Instructions to follow:
From the listing below, pull out the lines that hold "message".

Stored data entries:
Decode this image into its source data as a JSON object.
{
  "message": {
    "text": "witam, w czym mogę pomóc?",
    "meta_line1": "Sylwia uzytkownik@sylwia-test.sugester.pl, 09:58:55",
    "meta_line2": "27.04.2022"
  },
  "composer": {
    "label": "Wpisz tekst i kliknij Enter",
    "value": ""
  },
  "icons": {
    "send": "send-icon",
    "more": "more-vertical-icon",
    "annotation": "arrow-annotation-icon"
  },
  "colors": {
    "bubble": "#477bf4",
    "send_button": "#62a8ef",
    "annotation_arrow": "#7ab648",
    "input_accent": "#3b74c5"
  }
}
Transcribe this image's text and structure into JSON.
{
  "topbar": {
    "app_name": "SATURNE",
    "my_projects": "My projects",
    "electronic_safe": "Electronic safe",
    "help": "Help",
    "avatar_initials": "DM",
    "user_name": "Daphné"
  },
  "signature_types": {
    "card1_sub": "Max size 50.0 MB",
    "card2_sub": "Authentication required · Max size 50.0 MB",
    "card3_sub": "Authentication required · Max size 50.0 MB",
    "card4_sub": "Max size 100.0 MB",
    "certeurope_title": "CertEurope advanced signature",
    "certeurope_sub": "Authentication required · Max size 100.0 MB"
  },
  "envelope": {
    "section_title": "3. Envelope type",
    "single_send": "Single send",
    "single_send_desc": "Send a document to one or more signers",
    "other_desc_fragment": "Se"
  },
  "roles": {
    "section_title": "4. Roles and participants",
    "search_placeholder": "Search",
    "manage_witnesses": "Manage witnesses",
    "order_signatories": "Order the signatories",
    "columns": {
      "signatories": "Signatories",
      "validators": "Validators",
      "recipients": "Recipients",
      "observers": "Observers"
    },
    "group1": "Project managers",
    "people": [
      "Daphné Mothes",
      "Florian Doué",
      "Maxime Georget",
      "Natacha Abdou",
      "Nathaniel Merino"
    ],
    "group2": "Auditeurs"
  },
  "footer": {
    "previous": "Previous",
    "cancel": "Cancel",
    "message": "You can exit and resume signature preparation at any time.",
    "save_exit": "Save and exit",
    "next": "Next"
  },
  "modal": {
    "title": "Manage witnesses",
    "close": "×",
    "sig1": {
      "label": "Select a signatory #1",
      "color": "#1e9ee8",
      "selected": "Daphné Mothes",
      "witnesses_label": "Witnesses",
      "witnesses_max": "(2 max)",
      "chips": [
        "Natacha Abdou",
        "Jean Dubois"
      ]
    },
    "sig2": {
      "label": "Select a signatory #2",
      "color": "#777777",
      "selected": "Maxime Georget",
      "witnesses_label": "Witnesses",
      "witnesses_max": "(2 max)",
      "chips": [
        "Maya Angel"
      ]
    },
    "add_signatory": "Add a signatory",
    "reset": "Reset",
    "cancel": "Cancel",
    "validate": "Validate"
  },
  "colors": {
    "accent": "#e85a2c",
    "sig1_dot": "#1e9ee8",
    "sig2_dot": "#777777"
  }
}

Output of the exercise:
  "message": {
    "message": "You can exit and resume signature preparation at any time.",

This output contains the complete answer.